===== Records to use

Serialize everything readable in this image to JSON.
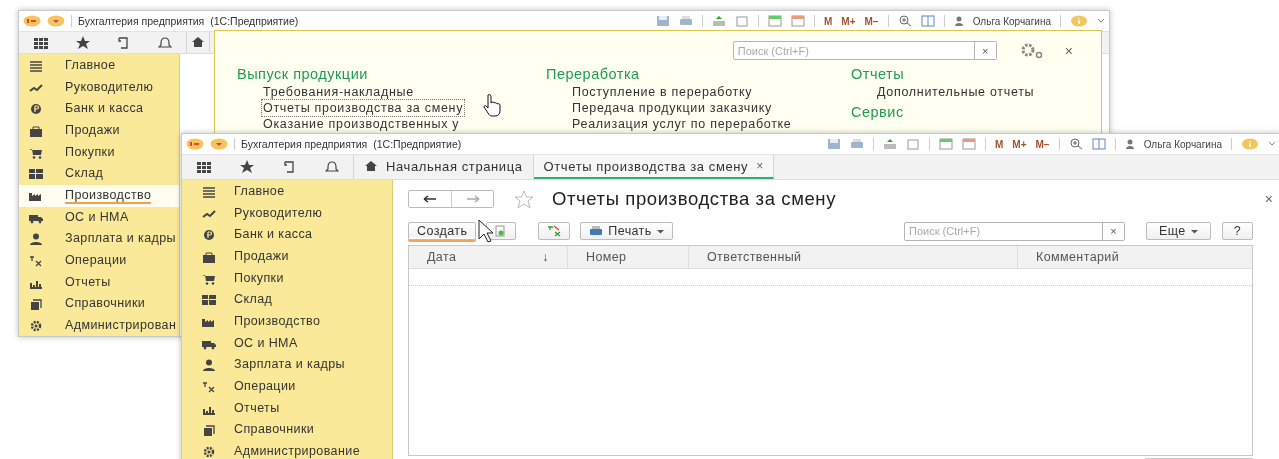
{
  "back_window": {
    "title": "Бухгалтерия предприятия",
    "app": "(1С:Предприятие)",
    "memory": [
      "M",
      "M+",
      "M−"
    ],
    "user": "Ольга Корчагина",
    "sidebar": [
      {
        "label": "Главное",
        "selected": false
      },
      {
        "label": "Руководителю",
        "selected": false
      },
      {
        "label": "Банк и касса",
        "selected": false
      },
      {
        "label": "Продажи",
        "selected": false
      },
      {
        "label": "Покупки",
        "selected": false
      },
      {
        "label": "Склад",
        "selected": false
      },
      {
        "label": "Производство",
        "selected": true
      },
      {
        "label": "ОС и НМА",
        "selected": false
      },
      {
        "label": "Зарплата и кадры",
        "selected": false
      },
      {
        "label": "Операции",
        "selected": false
      },
      {
        "label": "Отчеты",
        "selected": false
      },
      {
        "label": "Справочники",
        "selected": false
      },
      {
        "label": "Администрирован",
        "selected": false
      }
    ],
    "menu_panel": {
      "search": {
        "placeholder": "Поиск (Ctrl+F)"
      },
      "clear": "×",
      "close": "×",
      "columns": [
        {
          "sections": [
            {
              "title": "Выпуск продукции",
              "items": [
                {
                  "label": "Требования-накладные",
                  "focused": false
                },
                {
                  "label": "Отчеты производства за смену",
                  "focused": true
                },
                {
                  "label": "Оказание производственных у",
                  "focused": false
                }
              ]
            }
          ]
        },
        {
          "sections": [
            {
              "title": "Переработка",
              "items": [
                {
                  "label": "Поступление в переработку",
                  "focused": false
                },
                {
                  "label": "Передача продукции заказчику",
                  "focused": false
                },
                {
                  "label": "Реализация услуг по переработке",
                  "focused": false
                }
              ]
            }
          ]
        },
        {
          "sections": [
            {
              "title": "Отчеты",
              "items": [
                {
                  "label": "Дополнительные отчеты",
                  "focused": false
                }
              ]
            },
            {
              "title": "Сервис"
            }
          ]
        }
      ]
    }
  },
  "front_window": {
    "title": "Бухгалтерия предприятия",
    "app": "(1С:Предприятие)",
    "memory": [
      "M",
      "M+",
      "M−"
    ],
    "user": "Ольга Корчагина",
    "tabs": [
      {
        "kind": "home",
        "label": "Начальная страница",
        "selected": false
      },
      {
        "kind": "document",
        "label": "Отчеты производства за смену",
        "close": "×",
        "selected": true
      }
    ],
    "sidebar": [
      {
        "label": "Главное",
        "selected": false
      },
      {
        "label": "Руководителю",
        "selected": false
      },
      {
        "label": "Банк и касса",
        "selected": false
      },
      {
        "label": "Продажи",
        "selected": false
      },
      {
        "label": "Покупки",
        "selected": false
      },
      {
        "label": "Склад",
        "selected": false
      },
      {
        "label": "Производство",
        "selected": false
      },
      {
        "label": "ОС и НМА",
        "selected": false
      },
      {
        "label": "Зарплата и кадры",
        "selected": false
      },
      {
        "label": "Операции",
        "selected": false
      },
      {
        "label": "Отчеты",
        "selected": false
      },
      {
        "label": "Справочники",
        "selected": false
      },
      {
        "label": "Администрирование",
        "selected": false
      }
    ],
    "form": {
      "title": "Отчеты производства за смену",
      "close": "×",
      "create": "Создать",
      "print": "Печать",
      "search": {
        "placeholder": "Поиск (Ctrl+F)"
      },
      "clear": "×",
      "more": "Еще",
      "help": "?",
      "columns": [
        {
          "label": "Дата",
          "sort": "↓"
        },
        {
          "label": "Номер"
        },
        {
          "label": "Ответственный"
        },
        {
          "label": "Комментарий"
        }
      ]
    }
  }
}
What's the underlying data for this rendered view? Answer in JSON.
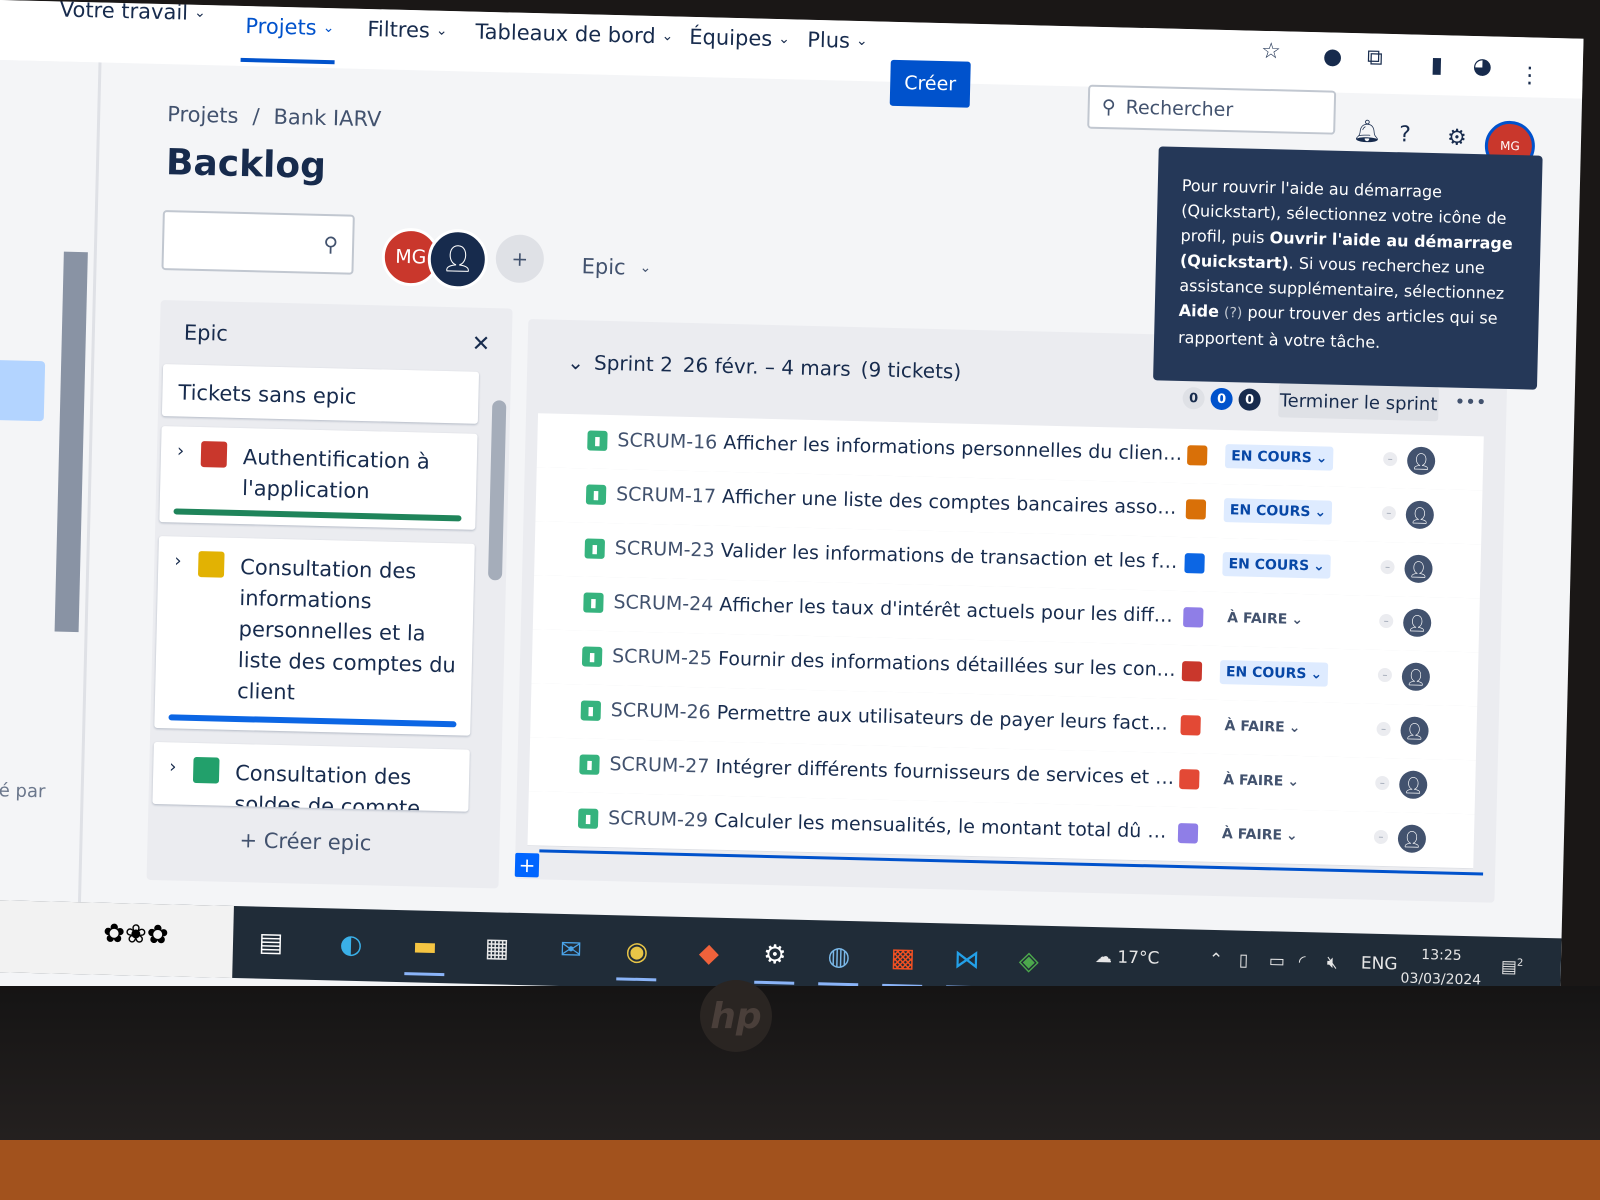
{
  "nav": {
    "items": [
      "Votre travail",
      "Projets",
      "Filtres",
      "Tableaux de bord",
      "Équipes",
      "Plus"
    ],
    "create_label": "Créer",
    "search_placeholder": "Rechercher",
    "profile_initials": "MG"
  },
  "breadcrumb": [
    "Projets",
    "/",
    "Bank IARV"
  ],
  "page_title": "Backlog",
  "toolbar": {
    "avatar_initials": "MG",
    "epic_filter_label": "Epic"
  },
  "left_rail": {
    "partial_text": "éré par"
  },
  "epic_panel": {
    "title": "Epic",
    "no_epic_label": "Tickets sans epic",
    "epics": [
      {
        "label": "Authentification à l'application",
        "color": "#c9372c",
        "bar_color": "#1f845a"
      },
      {
        "label": "Consultation des informations personnelles et la liste des comptes du client",
        "color": "#e2b203",
        "bar_color": "#0c66e4"
      },
      {
        "label": "Consultation des soldes de compte",
        "color": "#22a06b",
        "bar_color": "#ffffff"
      }
    ],
    "create_epic_label": "+ Créer epic"
  },
  "sprint": {
    "name": "Sprint 2",
    "dates": "26 févr. – 4 mars",
    "ticket_count": "(9 tickets)",
    "counts": [
      "0",
      "0",
      "0"
    ],
    "end_button": "Terminer le sprint",
    "more_label": "•••",
    "issues": [
      {
        "key": "SCRUM-16",
        "summary": "Afficher les informations personnelles du client telle...",
        "epic_color": "#d97008",
        "status": "EN COURS",
        "status_type": "inprog"
      },
      {
        "key": "SCRUM-17",
        "summary": "Afficher une liste des comptes bancaires associés a...",
        "epic_color": "#d97008",
        "status": "EN COURS",
        "status_type": "inprog"
      },
      {
        "key": "SCRUM-23",
        "summary": "Valider les informations de transaction et les fonds ...",
        "epic_color": "#0c66e4",
        "status": "EN COURS",
        "status_type": "inprog"
      },
      {
        "key": "SCRUM-24",
        "summary": "Afficher les taux d'intérêt actuels pour les différents...",
        "epic_color": "#8f7ee7",
        "status": "À FAIRE",
        "status_type": "todo"
      },
      {
        "key": "SCRUM-25",
        "summary": "Fournir des informations détaillées sur les condition...",
        "epic_color": "#c9372c",
        "status": "EN COURS",
        "status_type": "inprog"
      },
      {
        "key": "SCRUM-26",
        "summary": "Permettre aux utilisateurs de payer leurs factures à ...",
        "epic_color": "#e34935",
        "status": "À FAIRE",
        "status_type": "todo"
      },
      {
        "key": "SCRUM-27",
        "summary": "Intégrer différents fournisseurs de services et perm...",
        "epic_color": "#e34935",
        "status": "À FAIRE",
        "status_type": "todo"
      },
      {
        "key": "SCRUM-29",
        "summary": "Calculer les mensualités, le montant total dû et d'a...",
        "epic_color": "#8f7ee7",
        "status": "À FAIRE",
        "status_type": "todo"
      }
    ]
  },
  "tooltip": {
    "line1": "Pour rouvrir l'aide au démarrage (Quickstart), sélectionnez votre icône de profil, puis ",
    "bold1": "Ouvrir l'aide au démarrage (Quickstart)",
    "line2": ". Si vous recherchez une assistance supplémentaire, sélectionnez ",
    "bold2": "Aide",
    "aide_icon": "(?)",
    "line3": " pour trouver des articles qui se rapportent à votre tâche."
  },
  "taskbar": {
    "weather": "17°C",
    "language": "ENG",
    "time": "13:25",
    "date": "03/03/2024",
    "notification_count": "2"
  },
  "colors": {
    "brand": "#0052cc",
    "nav_bg": "#ffffff",
    "taskbar": "#202c38"
  }
}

==========

__Objective__.
Above are records to transcribe exactly; leave their pictures out.

__Answer to the problem__.
Serialize everything readable in this image to JSON.
{
  "back_window": {
    "title": "Бухгалтерия предприятия",
    "app": "(1С:Предприятие)",
    "memory": [
      "M",
      "M+",
      "M−"
    ],
    "user": "Ольга Корчагина",
    "sidebar": [
      {
        "label": "Главное",
        "selected": false
      },
      {
        "label": "Руководителю",
        "selected": false
      },
      {
        "label": "Банк и касса",
        "selected": false
      },
      {
        "label": "Продажи",
        "selected": false
      },
      {
        "label": "Покупки",
        "selected": false
      },
      {
        "label": "Склад",
        "selected": false
      },
      {
        "label": "Производство",
        "selected": true
      },
      {
        "label": "ОС и НМА",
        "selected": false
      },
      {
        "label": "Зарплата и кадры",
        "selected": false
      },
      {
        "label": "Операции",
        "selected": false
      },
      {
        "label": "Отчеты",
        "selected": false
      },
      {
        "label": "Справочники",
        "selected": false
      },
      {
        "label": "Администрирован",
        "selected": false
      }
    ],
    "menu_panel": {
      "search": {
        "placeholder": "Поиск (Ctrl+F)"
      },
      "clear": "×",
      "close": "×",
      "columns": [
        {
          "sections": [
            {
              "title": "Выпуск продукции",
              "items": [
                {
                  "label": "Требования-накладные",
                  "focused": false
                },
                {
                  "label": "Отчеты производства за смену",
                  "focused": true
                },
                {
                  "label": "Оказание производственных у",
                  "focused": false
                }
              ]
            }
          ]
        },
        {
          "sections": [
            {
              "title": "Переработка",
              "items": [
                {
                  "label": "Поступление в переработку",
                  "focused": false
                },
                {
                  "label": "Передача продукции заказчику",
                  "focused": false
                },
                {
                  "label": "Реализация услуг по переработке",
                  "focused": false
                }
              ]
            }
          ]
        },
        {
          "sections": [
            {
              "title": "Отчеты",
              "items": [
                {
                  "label": "Дополнительные отчеты",
                  "focused": false
                }
              ]
            },
            {
              "title": "Сервис"
            }
          ]
        }
      ]
    }
  },
  "front_window": {
    "title": "Бухгалтерия предприятия",
    "app": "(1С:Предприятие)",
    "memory": [
      "M",
      "M+",
      "M−"
    ],
    "user": "Ольга Корчагина",
    "tabs": [
      {
        "kind": "home",
        "label": "Начальная страница",
        "selected": false
      },
      {
        "kind": "document",
        "label": "Отчеты производства за смену",
        "close": "×",
        "selected": true
      }
    ],
    "sidebar": [
      {
        "label": "Главное",
        "selected": false
      },
      {
        "label": "Руководителю",
        "selected": false
      },
      {
        "label": "Банк и касса",
        "selected": false
      },
      {
        "label": "Продажи",
        "selected": false
      },
      {
        "label": "Покупки",
        "selected": false
      },
      {
        "label": "Склад",
        "selected": false
      },
      {
        "label": "Производство",
        "selected": false
      },
      {
        "label": "ОС и НМА",
        "selected": false
      },
      {
        "label": "Зарплата и кадры",
        "selected": false
      },
      {
        "label": "Операции",
        "selected": false
      },
      {
        "label": "Отчеты",
        "selected": false
      },
      {
        "label": "Справочники",
        "selected": false
      },
      {
        "label": "Администрирование",
        "selected": false
      }
    ],
    "form": {
      "title": "Отчеты производства за смену",
      "close": "×",
      "create": "Создать",
      "print": "Печать",
      "search": {
        "placeholder": "Поиск (Ctrl+F)"
      },
      "clear": "×",
      "more": "Еще",
      "help": "?",
      "columns": [
        {
          "label": "Дата",
          "sort": "↓"
        },
        {
          "label": "Номер"
        },
        {
          "label": "Ответственный"
        },
        {
          "label": "Комментарий"
        }
      ]
    }
  }
}
What's the underlying data for this rendered view? Answer in JSON.
{
  "nav": {
    "items": [
      "Votre travail",
      "Projets",
      "Filtres",
      "Tableaux de bord",
      "Équipes",
      "Plus"
    ],
    "create_label": "Créer",
    "search_placeholder": "Rechercher",
    "profile_initials": "MG"
  },
  "breadcrumb": [
    "Projets",
    "/",
    "Bank IARV"
  ],
  "page_title": "Backlog",
  "toolbar": {
    "avatar_initials": "MG",
    "epic_filter_label": "Epic"
  },
  "left_rail": {
    "partial_text": "éré par"
  },
  "epic_panel": {
    "title": "Epic",
    "no_epic_label": "Tickets sans epic",
    "epics": [
      {
        "label": "Authentification à l'application",
        "color": "#c9372c",
        "bar_color": "#1f845a"
      },
      {
        "label": "Consultation des informations personnelles et la liste des comptes du client",
        "color": "#e2b203",
        "bar_color": "#0c66e4"
      },
      {
        "label": "Consultation des soldes de compte",
        "color": "#22a06b",
        "bar_color": "#ffffff"
      }
    ],
    "create_epic_label": "+ Créer epic"
  },
  "sprint": {
    "name": "Sprint 2",
    "dates": "26 févr. – 4 mars",
    "ticket_count": "(9 tickets)",
    "counts": [
      "0",
      "0",
      "0"
    ],
    "end_button": "Terminer le sprint",
    "more_label": "•••",
    "issues": [
      {
        "key": "SCRUM-16",
        "summary": "Afficher les informations personnelles du client telle...",
        "epic_color": "#d97008",
        "status": "EN COURS",
        "status_type": "inprog"
      },
      {
        "key": "SCRUM-17",
        "summary": "Afficher une liste des comptes bancaires associés a...",
        "epic_color": "#d97008",
        "status": "EN COURS",
        "status_type": "inprog"
      },
      {
        "key": "SCRUM-23",
        "summary": "Valider les informations de transaction et les fonds ...",
        "epic_color": "#0c66e4",
        "status": "EN COURS",
        "status_type": "inprog"
      },
      {
        "key": "SCRUM-24",
        "summary": "Afficher les taux d'intérêt actuels pour les différents...",
        "epic_color": "#8f7ee7",
        "status": "À FAIRE",
        "status_type": "todo"
      },
      {
        "key": "SCRUM-25",
        "summary": "Fournir des informations détaillées sur les condition...",
        "epic_color": "#c9372c",
        "status": "EN COURS",
        "status_type": "inprog"
      },
      {
        "key": "SCRUM-26",
        "summary": "Permettre aux utilisateurs de payer leurs factures à ...",
        "epic_color": "#e34935",
        "status": "À FAIRE",
        "status_type": "todo"
      },
      {
        "key": "SCRUM-27",
        "summary": "Intégrer différents fournisseurs de services et perm...",
        "epic_color": "#e34935",
        "status": "À FAIRE",
        "status_type": "todo"
      },
      {
        "key": "SCRUM-29",
        "summary": "Calculer les mensualités, le montant total dû et d'a...",
        "epic_color": "#8f7ee7",
        "status": "À FAIRE",
        "status_type": "todo"
      }
    ]
  },
  "tooltip": {
    "line1": "Pour rouvrir l'aide au démarrage (Quickstart), sélectionnez votre icône de profil, puis ",
    "bold1": "Ouvrir l'aide au démarrage (Quickstart)",
    "line2": ". Si vous recherchez une assistance supplémentaire, sélectionnez ",
    "bold2": "Aide",
    "aide_icon": "(?)",
    "line3": " pour trouver des articles qui se rapportent à votre tâche."
  },
  "taskbar": {
    "weather": "17°C",
    "language": "ENG",
    "time": "13:25",
    "date": "03/03/2024",
    "notification_count": "2"
  },
  "colors": {
    "brand": "#0052cc",
    "nav_bg": "#ffffff",
    "taskbar": "#202c38"
  }
}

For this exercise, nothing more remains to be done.